Reproduce every entry below precisely; do not include the pictures.

============================================================

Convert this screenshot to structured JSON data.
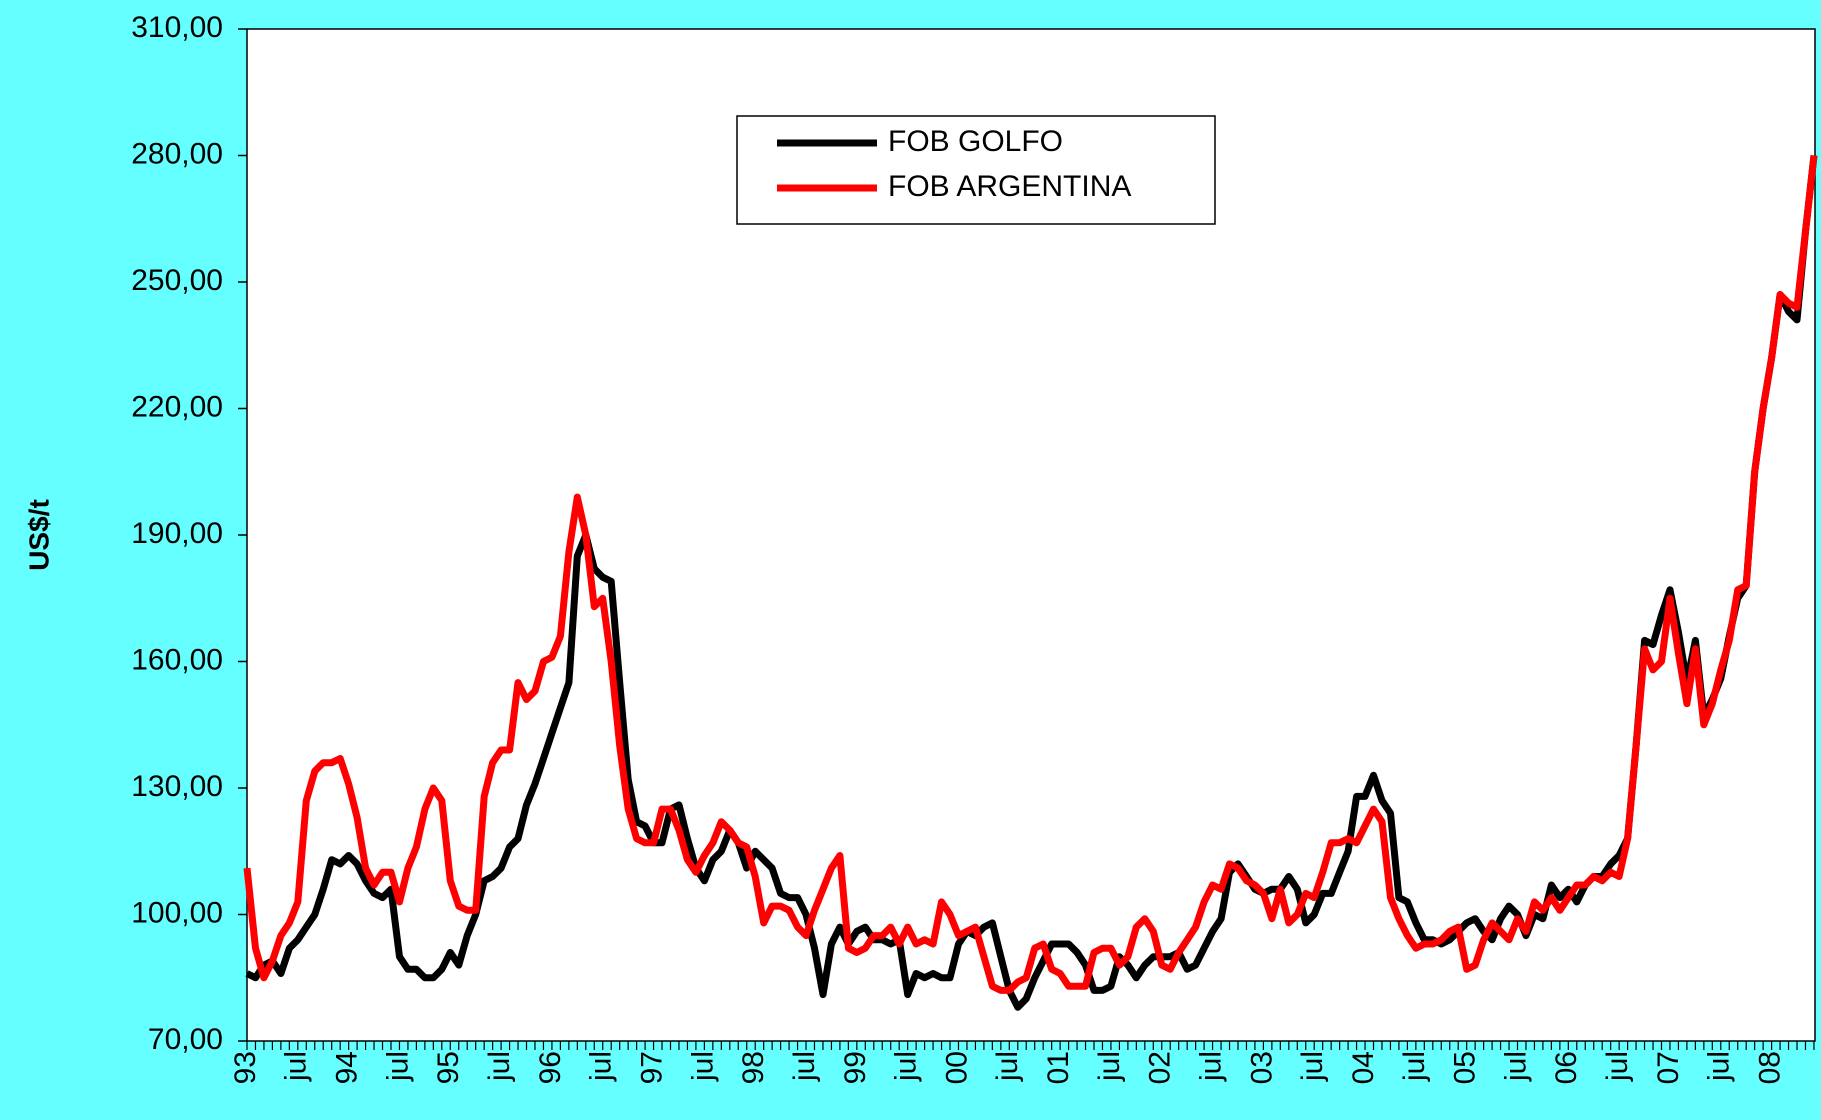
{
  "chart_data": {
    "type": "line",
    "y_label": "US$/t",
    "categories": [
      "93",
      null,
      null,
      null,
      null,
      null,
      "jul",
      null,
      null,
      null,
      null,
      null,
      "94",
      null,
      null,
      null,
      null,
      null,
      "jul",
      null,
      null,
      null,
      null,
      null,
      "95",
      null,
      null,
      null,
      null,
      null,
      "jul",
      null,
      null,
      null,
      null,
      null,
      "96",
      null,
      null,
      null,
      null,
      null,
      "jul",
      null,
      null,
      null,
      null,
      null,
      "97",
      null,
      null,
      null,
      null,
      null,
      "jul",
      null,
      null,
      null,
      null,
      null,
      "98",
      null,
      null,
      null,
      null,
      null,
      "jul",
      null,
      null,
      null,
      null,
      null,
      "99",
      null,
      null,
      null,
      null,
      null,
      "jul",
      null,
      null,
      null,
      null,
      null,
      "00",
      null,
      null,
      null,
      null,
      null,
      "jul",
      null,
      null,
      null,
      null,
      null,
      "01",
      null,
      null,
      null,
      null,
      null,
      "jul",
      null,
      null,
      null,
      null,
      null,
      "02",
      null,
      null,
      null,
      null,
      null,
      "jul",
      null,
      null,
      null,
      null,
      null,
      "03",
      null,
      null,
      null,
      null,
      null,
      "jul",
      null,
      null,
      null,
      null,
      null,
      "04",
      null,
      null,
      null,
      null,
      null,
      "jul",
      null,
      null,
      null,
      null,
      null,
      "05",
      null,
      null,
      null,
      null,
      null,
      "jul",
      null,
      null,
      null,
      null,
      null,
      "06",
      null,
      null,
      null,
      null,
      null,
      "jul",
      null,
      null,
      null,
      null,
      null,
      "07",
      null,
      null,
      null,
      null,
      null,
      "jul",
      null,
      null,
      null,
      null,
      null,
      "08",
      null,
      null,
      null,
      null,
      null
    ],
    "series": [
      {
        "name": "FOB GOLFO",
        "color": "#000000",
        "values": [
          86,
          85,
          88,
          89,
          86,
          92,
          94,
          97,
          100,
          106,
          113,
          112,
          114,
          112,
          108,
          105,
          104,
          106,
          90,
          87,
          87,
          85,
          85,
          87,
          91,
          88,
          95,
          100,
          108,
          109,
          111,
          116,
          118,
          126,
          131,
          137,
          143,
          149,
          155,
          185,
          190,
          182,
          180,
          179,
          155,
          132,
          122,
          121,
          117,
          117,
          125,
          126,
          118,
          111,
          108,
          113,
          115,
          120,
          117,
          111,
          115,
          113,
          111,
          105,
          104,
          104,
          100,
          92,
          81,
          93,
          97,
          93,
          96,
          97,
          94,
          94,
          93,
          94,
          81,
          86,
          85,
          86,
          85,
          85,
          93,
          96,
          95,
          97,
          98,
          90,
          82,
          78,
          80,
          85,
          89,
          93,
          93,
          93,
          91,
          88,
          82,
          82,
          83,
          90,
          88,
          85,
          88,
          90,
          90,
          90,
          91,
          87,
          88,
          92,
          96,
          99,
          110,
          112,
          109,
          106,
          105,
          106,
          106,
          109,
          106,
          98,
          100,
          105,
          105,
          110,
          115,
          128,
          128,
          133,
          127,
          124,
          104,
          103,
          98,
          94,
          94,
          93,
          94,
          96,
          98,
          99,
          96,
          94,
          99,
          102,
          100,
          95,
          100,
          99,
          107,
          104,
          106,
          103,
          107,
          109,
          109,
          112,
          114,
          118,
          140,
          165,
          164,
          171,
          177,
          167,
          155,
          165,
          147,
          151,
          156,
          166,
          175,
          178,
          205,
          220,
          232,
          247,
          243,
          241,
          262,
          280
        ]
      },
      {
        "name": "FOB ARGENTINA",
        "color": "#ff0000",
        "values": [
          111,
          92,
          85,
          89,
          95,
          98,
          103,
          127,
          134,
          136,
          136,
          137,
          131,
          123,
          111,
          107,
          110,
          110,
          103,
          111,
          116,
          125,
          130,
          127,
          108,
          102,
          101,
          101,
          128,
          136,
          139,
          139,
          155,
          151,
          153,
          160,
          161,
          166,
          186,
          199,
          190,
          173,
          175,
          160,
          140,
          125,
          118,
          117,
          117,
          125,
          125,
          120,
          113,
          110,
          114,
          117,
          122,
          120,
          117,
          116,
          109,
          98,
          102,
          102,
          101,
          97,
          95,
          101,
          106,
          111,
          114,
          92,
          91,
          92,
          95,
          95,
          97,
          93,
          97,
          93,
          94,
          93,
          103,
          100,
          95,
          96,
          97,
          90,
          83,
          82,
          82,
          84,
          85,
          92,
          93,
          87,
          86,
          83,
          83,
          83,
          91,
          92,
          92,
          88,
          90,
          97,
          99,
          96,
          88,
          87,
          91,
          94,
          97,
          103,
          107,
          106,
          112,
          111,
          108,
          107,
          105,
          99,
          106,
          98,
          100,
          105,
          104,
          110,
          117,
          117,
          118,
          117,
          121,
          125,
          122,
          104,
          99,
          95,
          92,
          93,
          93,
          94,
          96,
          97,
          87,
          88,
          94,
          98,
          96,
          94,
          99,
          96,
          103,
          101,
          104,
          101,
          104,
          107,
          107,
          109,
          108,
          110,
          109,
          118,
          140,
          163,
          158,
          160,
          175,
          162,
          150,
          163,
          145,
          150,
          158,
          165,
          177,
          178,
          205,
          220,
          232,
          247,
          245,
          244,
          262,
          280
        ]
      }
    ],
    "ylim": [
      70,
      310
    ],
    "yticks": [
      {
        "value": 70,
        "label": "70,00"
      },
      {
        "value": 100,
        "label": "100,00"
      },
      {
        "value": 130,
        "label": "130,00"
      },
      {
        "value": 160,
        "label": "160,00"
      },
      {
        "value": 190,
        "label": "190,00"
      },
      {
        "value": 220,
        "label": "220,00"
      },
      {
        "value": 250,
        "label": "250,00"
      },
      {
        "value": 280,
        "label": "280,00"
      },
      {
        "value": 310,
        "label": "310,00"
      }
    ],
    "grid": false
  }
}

============================================================

» **The solution**:
Convert this screenshot to structured JSON data.
{
  "chart_data": {
    "type": "line",
    "y_label": "US$/t",
    "categories": [
      "93",
      null,
      null,
      null,
      null,
      null,
      "jul",
      null,
      null,
      null,
      null,
      null,
      "94",
      null,
      null,
      null,
      null,
      null,
      "jul",
      null,
      null,
      null,
      null,
      null,
      "95",
      null,
      null,
      null,
      null,
      null,
      "jul",
      null,
      null,
      null,
      null,
      null,
      "96",
      null,
      null,
      null,
      null,
      null,
      "jul",
      null,
      null,
      null,
      null,
      null,
      "97",
      null,
      null,
      null,
      null,
      null,
      "jul",
      null,
      null,
      null,
      null,
      null,
      "98",
      null,
      null,
      null,
      null,
      null,
      "jul",
      null,
      null,
      null,
      null,
      null,
      "99",
      null,
      null,
      null,
      null,
      null,
      "jul",
      null,
      null,
      null,
      null,
      null,
      "00",
      null,
      null,
      null,
      null,
      null,
      "jul",
      null,
      null,
      null,
      null,
      null,
      "01",
      null,
      null,
      null,
      null,
      null,
      "jul",
      null,
      null,
      null,
      null,
      null,
      "02",
      null,
      null,
      null,
      null,
      null,
      "jul",
      null,
      null,
      null,
      null,
      null,
      "03",
      null,
      null,
      null,
      null,
      null,
      "jul",
      null,
      null,
      null,
      null,
      null,
      "04",
      null,
      null,
      null,
      null,
      null,
      "jul",
      null,
      null,
      null,
      null,
      null,
      "05",
      null,
      null,
      null,
      null,
      null,
      "jul",
      null,
      null,
      null,
      null,
      null,
      "06",
      null,
      null,
      null,
      null,
      null,
      "jul",
      null,
      null,
      null,
      null,
      null,
      "07",
      null,
      null,
      null,
      null,
      null,
      "jul",
      null,
      null,
      null,
      null,
      null,
      "08",
      null,
      null,
      null,
      null,
      null
    ],
    "series": [
      {
        "name": "FOB GOLFO",
        "color": "#000000",
        "values": [
          86,
          85,
          88,
          89,
          86,
          92,
          94,
          97,
          100,
          106,
          113,
          112,
          114,
          112,
          108,
          105,
          104,
          106,
          90,
          87,
          87,
          85,
          85,
          87,
          91,
          88,
          95,
          100,
          108,
          109,
          111,
          116,
          118,
          126,
          131,
          137,
          143,
          149,
          155,
          185,
          190,
          182,
          180,
          179,
          155,
          132,
          122,
          121,
          117,
          117,
          125,
          126,
          118,
          111,
          108,
          113,
          115,
          120,
          117,
          111,
          115,
          113,
          111,
          105,
          104,
          104,
          100,
          92,
          81,
          93,
          97,
          93,
          96,
          97,
          94,
          94,
          93,
          94,
          81,
          86,
          85,
          86,
          85,
          85,
          93,
          96,
          95,
          97,
          98,
          90,
          82,
          78,
          80,
          85,
          89,
          93,
          93,
          93,
          91,
          88,
          82,
          82,
          83,
          90,
          88,
          85,
          88,
          90,
          90,
          90,
          91,
          87,
          88,
          92,
          96,
          99,
          110,
          112,
          109,
          106,
          105,
          106,
          106,
          109,
          106,
          98,
          100,
          105,
          105,
          110,
          115,
          128,
          128,
          133,
          127,
          124,
          104,
          103,
          98,
          94,
          94,
          93,
          94,
          96,
          98,
          99,
          96,
          94,
          99,
          102,
          100,
          95,
          100,
          99,
          107,
          104,
          106,
          103,
          107,
          109,
          109,
          112,
          114,
          118,
          140,
          165,
          164,
          171,
          177,
          167,
          155,
          165,
          147,
          151,
          156,
          166,
          175,
          178,
          205,
          220,
          232,
          247,
          243,
          241,
          262,
          280
        ]
      },
      {
        "name": "FOB ARGENTINA",
        "color": "#ff0000",
        "values": [
          111,
          92,
          85,
          89,
          95,
          98,
          103,
          127,
          134,
          136,
          136,
          137,
          131,
          123,
          111,
          107,
          110,
          110,
          103,
          111,
          116,
          125,
          130,
          127,
          108,
          102,
          101,
          101,
          128,
          136,
          139,
          139,
          155,
          151,
          153,
          160,
          161,
          166,
          186,
          199,
          190,
          173,
          175,
          160,
          140,
          125,
          118,
          117,
          117,
          125,
          125,
          120,
          113,
          110,
          114,
          117,
          122,
          120,
          117,
          116,
          109,
          98,
          102,
          102,
          101,
          97,
          95,
          101,
          106,
          111,
          114,
          92,
          91,
          92,
          95,
          95,
          97,
          93,
          97,
          93,
          94,
          93,
          103,
          100,
          95,
          96,
          97,
          90,
          83,
          82,
          82,
          84,
          85,
          92,
          93,
          87,
          86,
          83,
          83,
          83,
          91,
          92,
          92,
          88,
          90,
          97,
          99,
          96,
          88,
          87,
          91,
          94,
          97,
          103,
          107,
          106,
          112,
          111,
          108,
          107,
          105,
          99,
          106,
          98,
          100,
          105,
          104,
          110,
          117,
          117,
          118,
          117,
          121,
          125,
          122,
          104,
          99,
          95,
          92,
          93,
          93,
          94,
          96,
          97,
          87,
          88,
          94,
          98,
          96,
          94,
          99,
          96,
          103,
          101,
          104,
          101,
          104,
          107,
          107,
          109,
          108,
          110,
          109,
          118,
          140,
          163,
          158,
          160,
          175,
          162,
          150,
          163,
          145,
          150,
          158,
          165,
          177,
          178,
          205,
          220,
          232,
          247,
          245,
          244,
          262,
          280
        ]
      }
    ],
    "ylim": [
      70,
      310
    ],
    "yticks": [
      {
        "value": 70,
        "label": "70,00"
      },
      {
        "value": 100,
        "label": "100,00"
      },
      {
        "value": 130,
        "label": "130,00"
      },
      {
        "value": 160,
        "label": "160,00"
      },
      {
        "value": 190,
        "label": "190,00"
      },
      {
        "value": 220,
        "label": "220,00"
      },
      {
        "value": 250,
        "label": "250,00"
      },
      {
        "value": 280,
        "label": "280,00"
      },
      {
        "value": 310,
        "label": "310,00"
      }
    ],
    "grid": false
  }
}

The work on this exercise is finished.